### Problem
Output the passage on Korean menswear at Seoul Fashion Week verbatim, in full.

### Excerpted passage

In a Korean fashion culture historically dominated by women, men’s fashion is currently being given the space men never had and undergoing a kind of enlightenment that makes for strong directional expression. It’s the reason brands such as Wooyoungmi and Juun.J have made it big internationally, and the reason the newer brand Blindness — which is mainly menswear-focused — was undoubtedly the best show of the week for the second season running. Korean menswear is intelligent and irreverent because its objective to serve as more than just clothes is so palpable. It’s making a difference, definitely locally. Over the past year, we’ve talked about a menswear revolution in Milan especially, where Alessandro Michele has waved his gender-fluid wand at Gucci and inspired an entire industry. In Seoul, this wave is felt even stronger. So what makes a brand like Blindness so good? The simple answer: identity. Travel around the global fashion weeks (i.e. outside the four big ones) and you’ll soon understand the issue of derivation. It exists at Seoul Fashion Week as well where a few designers probably looked a little bit too much to Vetements this season (although the same could be said for Milan), but that makes it just the more thrilling when you see something quite content to be its own.

### Records supplied
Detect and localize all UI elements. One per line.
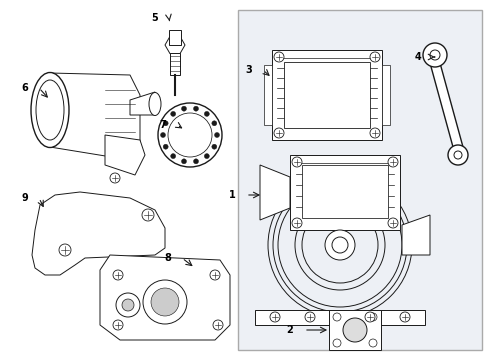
Bar <box>238 10 482 350</box>
Circle shape <box>181 106 187 111</box>
Circle shape <box>151 288 179 316</box>
Circle shape <box>365 312 375 322</box>
Ellipse shape <box>31 72 69 148</box>
Circle shape <box>161 132 166 138</box>
Circle shape <box>430 50 440 60</box>
Circle shape <box>325 230 355 260</box>
Text: 4: 4 <box>415 52 421 62</box>
Circle shape <box>270 312 280 322</box>
Ellipse shape <box>36 80 64 140</box>
Circle shape <box>204 154 209 159</box>
Text: 9: 9 <box>22 193 28 203</box>
Circle shape <box>370 128 380 138</box>
Circle shape <box>215 132 220 138</box>
Circle shape <box>332 237 348 253</box>
Circle shape <box>194 159 198 164</box>
Bar <box>169 30 181 45</box>
Bar <box>329 310 381 350</box>
Bar <box>290 155 400 230</box>
Circle shape <box>122 299 134 311</box>
Circle shape <box>113 320 123 330</box>
Circle shape <box>305 312 315 322</box>
Polygon shape <box>260 165 290 220</box>
Circle shape <box>292 218 302 228</box>
Circle shape <box>213 320 223 330</box>
Circle shape <box>194 106 198 111</box>
Circle shape <box>343 318 367 342</box>
Circle shape <box>333 339 341 347</box>
Circle shape <box>274 128 284 138</box>
Ellipse shape <box>149 93 161 116</box>
Text: 8: 8 <box>165 253 172 263</box>
Circle shape <box>333 313 341 321</box>
Text: 7: 7 <box>160 120 167 130</box>
Circle shape <box>110 173 120 183</box>
Text: 6: 6 <box>22 83 28 93</box>
Circle shape <box>143 280 187 324</box>
Circle shape <box>163 121 168 126</box>
Circle shape <box>163 144 168 149</box>
Circle shape <box>400 312 410 322</box>
Bar <box>264 65 272 125</box>
Polygon shape <box>105 135 145 175</box>
Circle shape <box>454 151 462 159</box>
Text: 2: 2 <box>287 325 294 335</box>
Circle shape <box>423 43 447 67</box>
Polygon shape <box>50 73 140 160</box>
Circle shape <box>274 52 284 62</box>
Bar <box>284 62 370 128</box>
Polygon shape <box>402 215 430 255</box>
Polygon shape <box>430 63 463 147</box>
Circle shape <box>370 52 380 62</box>
Polygon shape <box>32 192 165 275</box>
Circle shape <box>369 339 377 347</box>
Bar <box>170 53 180 75</box>
Circle shape <box>212 144 217 149</box>
Circle shape <box>113 270 123 280</box>
Circle shape <box>204 111 209 116</box>
Circle shape <box>388 157 398 167</box>
Circle shape <box>212 121 217 126</box>
Text: 5: 5 <box>151 13 158 23</box>
Circle shape <box>59 244 71 256</box>
Circle shape <box>448 145 468 165</box>
Circle shape <box>369 313 377 321</box>
Text: 1: 1 <box>229 190 235 200</box>
Circle shape <box>292 157 302 167</box>
Polygon shape <box>130 92 155 115</box>
Circle shape <box>116 293 140 317</box>
Circle shape <box>181 159 187 164</box>
Bar <box>302 165 388 218</box>
Polygon shape <box>255 310 425 325</box>
Circle shape <box>171 111 176 116</box>
Polygon shape <box>100 255 230 340</box>
Bar <box>272 50 382 140</box>
Circle shape <box>210 270 220 280</box>
Circle shape <box>388 218 398 228</box>
Text: 3: 3 <box>245 65 252 75</box>
Circle shape <box>171 154 176 159</box>
Circle shape <box>142 209 154 221</box>
Bar <box>382 65 390 125</box>
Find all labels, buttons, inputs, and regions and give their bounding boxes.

### Finished task
In a Korean fashion culture historically dominated by women, men’s fashion is currently being given the space men never had and undergoing a kind of enlightenment that makes for strong directional expression. It’s the reason brands such as Wooyoungmi and Juun.J have made it big internationally, and the reason the newer brand Blindness — which is mainly menswear-focused — was undoubtedly the best show of the week for the second season running. Korean menswear is intelligent and irreverent because its objective to serve as more than just clothes is so palpable. It’s making a difference, definitely locally. Over the past year, we’ve talked about a menswear revolution in Milan especially, where Alessandro Michele has waved his gender-fluid wand at Gucci and inspired an entire industry. In Seoul, this wave is felt even stronger. So what makes a brand like Blindness so good? The simple answer: identity. Travel around the global fashion weeks (i.e. outside the four big ones) and you’ll soon understand the issue of derivation. It exists at Seoul Fashion Week as well where a few designers probably looked a little bit too much to Vetements this season (although the same could be said for Milan), but that makes it just the more thrilling when you see something quite content to be its own.